**Data listing:**
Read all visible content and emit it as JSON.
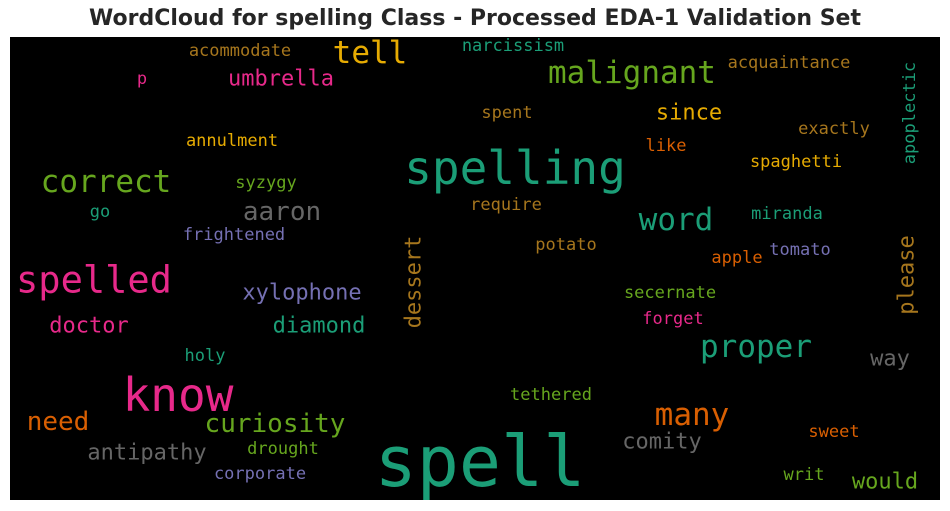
{
  "chart_data": {
    "type": "wordcloud",
    "title": "WordCloud for spelling Class - Processed EDA-1 Validation Set",
    "background": "#000000",
    "words": [
      {
        "text": "spell",
        "color": "#1b9e77"
      },
      {
        "text": "spelling",
        "color": "#1b9e77"
      },
      {
        "text": "know",
        "color": "#e7298a"
      },
      {
        "text": "spelled",
        "color": "#e7298a"
      },
      {
        "text": "correct",
        "color": "#66a61e"
      },
      {
        "text": "malignant",
        "color": "#66a61e"
      },
      {
        "text": "tell",
        "color": "#e6ab02"
      },
      {
        "text": "word",
        "color": "#1b9e77"
      },
      {
        "text": "proper",
        "color": "#1b9e77"
      },
      {
        "text": "many",
        "color": "#d95f02"
      },
      {
        "text": "curiosity",
        "color": "#66a61e"
      },
      {
        "text": "need",
        "color": "#d95f02"
      },
      {
        "text": "aaron",
        "color": "#666666"
      },
      {
        "text": "antipathy",
        "color": "#666666"
      },
      {
        "text": "umbrella",
        "color": "#e7298a"
      },
      {
        "text": "diamond",
        "color": "#1b9e77"
      },
      {
        "text": "xylophone",
        "color": "#7570b3"
      },
      {
        "text": "doctor",
        "color": "#e7298a"
      },
      {
        "text": "dessert",
        "color": "#a6761d"
      },
      {
        "text": "please",
        "color": "#a6761d"
      },
      {
        "text": "way",
        "color": "#666666"
      },
      {
        "text": "comity",
        "color": "#666666"
      },
      {
        "text": "would",
        "color": "#66a61e"
      },
      {
        "text": "since",
        "color": "#e6ab02"
      },
      {
        "text": "apoplectic",
        "color": "#1b9e77"
      },
      {
        "text": "acquaintance",
        "color": "#a6761d"
      },
      {
        "text": "exactly",
        "color": "#a6761d"
      },
      {
        "text": "spaghetti",
        "color": "#e6ab02"
      },
      {
        "text": "miranda",
        "color": "#1b9e77"
      },
      {
        "text": "narcissism",
        "color": "#1b9e77"
      },
      {
        "text": "acommodate",
        "color": "#a6761d"
      },
      {
        "text": "p",
        "color": "#e7298a"
      },
      {
        "text": "spent",
        "color": "#a6761d"
      },
      {
        "text": "like",
        "color": "#d95f02"
      },
      {
        "text": "annulment",
        "color": "#e6ab02"
      },
      {
        "text": "syzygy",
        "color": "#66a61e"
      },
      {
        "text": "go",
        "color": "#1b9e77"
      },
      {
        "text": "frightened",
        "color": "#7570b3"
      },
      {
        "text": "require",
        "color": "#a6761d"
      },
      {
        "text": "potato",
        "color": "#a6761d"
      },
      {
        "text": "apple",
        "color": "#d95f02"
      },
      {
        "text": "tomato",
        "color": "#7570b3"
      },
      {
        "text": "secernate",
        "color": "#66a61e"
      },
      {
        "text": "forget",
        "color": "#e7298a"
      },
      {
        "text": "holy",
        "color": "#1b9e77"
      },
      {
        "text": "tethered",
        "color": "#66a61e"
      },
      {
        "text": "drought",
        "color": "#66a61e"
      },
      {
        "text": "corporate",
        "color": "#7570b3"
      },
      {
        "text": "sweet",
        "color": "#d95f02"
      },
      {
        "text": "writ",
        "color": "#66a61e"
      }
    ]
  }
}
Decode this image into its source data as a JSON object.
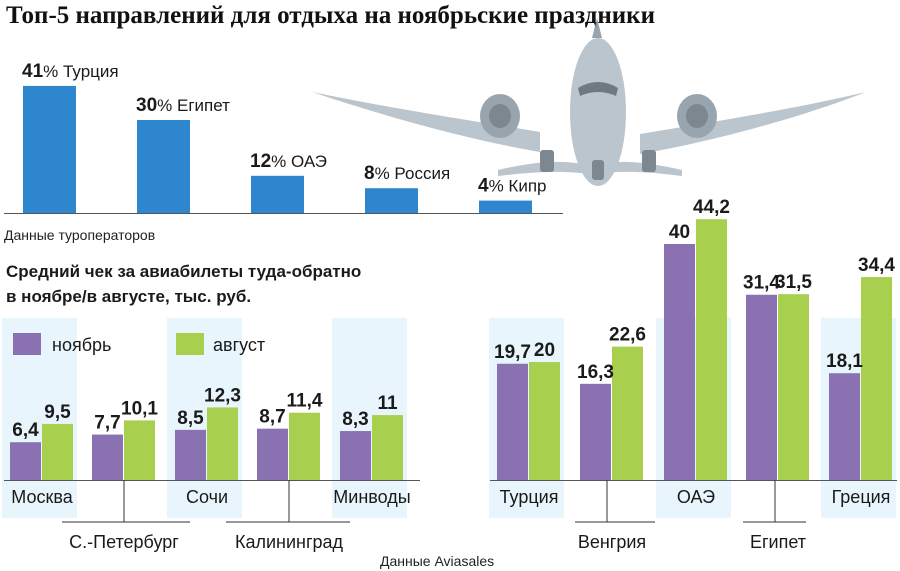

**Task objective:** Repeat each entry above word for word, leaving every picture out.

**Solution:**
Read all visible content and emit it as JSON.
{
  "chart_data": {
    "type": "wordcloud",
    "title": "WordCloud for spelling Class - Processed EDA-1 Validation Set",
    "background": "#000000",
    "words": [
      {
        "text": "spell",
        "color": "#1b9e77"
      },
      {
        "text": "spelling",
        "color": "#1b9e77"
      },
      {
        "text": "know",
        "color": "#e7298a"
      },
      {
        "text": "spelled",
        "color": "#e7298a"
      },
      {
        "text": "correct",
        "color": "#66a61e"
      },
      {
        "text": "malignant",
        "color": "#66a61e"
      },
      {
        "text": "tell",
        "color": "#e6ab02"
      },
      {
        "text": "word",
        "color": "#1b9e77"
      },
      {
        "text": "proper",
        "color": "#1b9e77"
      },
      {
        "text": "many",
        "color": "#d95f02"
      },
      {
        "text": "curiosity",
        "color": "#66a61e"
      },
      {
        "text": "need",
        "color": "#d95f02"
      },
      {
        "text": "aaron",
        "color": "#666666"
      },
      {
        "text": "antipathy",
        "color": "#666666"
      },
      {
        "text": "umbrella",
        "color": "#e7298a"
      },
      {
        "text": "diamond",
        "color": "#1b9e77"
      },
      {
        "text": "xylophone",
        "color": "#7570b3"
      },
      {
        "text": "doctor",
        "color": "#e7298a"
      },
      {
        "text": "dessert",
        "color": "#a6761d"
      },
      {
        "text": "please",
        "color": "#a6761d"
      },
      {
        "text": "way",
        "color": "#666666"
      },
      {
        "text": "comity",
        "color": "#666666"
      },
      {
        "text": "would",
        "color": "#66a61e"
      },
      {
        "text": "since",
        "color": "#e6ab02"
      },
      {
        "text": "apoplectic",
        "color": "#1b9e77"
      },
      {
        "text": "acquaintance",
        "color": "#a6761d"
      },
      {
        "text": "exactly",
        "color": "#a6761d"
      },
      {
        "text": "spaghetti",
        "color": "#e6ab02"
      },
      {
        "text": "miranda",
        "color": "#1b9e77"
      },
      {
        "text": "narcissism",
        "color": "#1b9e77"
      },
      {
        "text": "acommodate",
        "color": "#a6761d"
      },
      {
        "text": "p",
        "color": "#e7298a"
      },
      {
        "text": "spent",
        "color": "#a6761d"
      },
      {
        "text": "like",
        "color": "#d95f02"
      },
      {
        "text": "annulment",
        "color": "#e6ab02"
      },
      {
        "text": "syzygy",
        "color": "#66a61e"
      },
      {
        "text": "go",
        "color": "#1b9e77"
      },
      {
        "text": "frightened",
        "color": "#7570b3"
      },
      {
        "text": "require",
        "color": "#a6761d"
      },
      {
        "text": "potato",
        "color": "#a6761d"
      },
      {
        "text": "apple",
        "color": "#d95f02"
      },
      {
        "text": "tomato",
        "color": "#7570b3"
      },
      {
        "text": "secernate",
        "color": "#66a61e"
      },
      {
        "text": "forget",
        "color": "#e7298a"
      },
      {
        "text": "holy",
        "color": "#1b9e77"
      },
      {
        "text": "tethered",
        "color": "#66a61e"
      },
      {
        "text": "drought",
        "color": "#66a61e"
      },
      {
        "text": "corporate",
        "color": "#7570b3"
      },
      {
        "text": "sweet",
        "color": "#d95f02"
      },
      {
        "text": "writ",
        "color": "#66a61e"
      }
    ]
  }
}
Decode this image into its source data as a JSON object.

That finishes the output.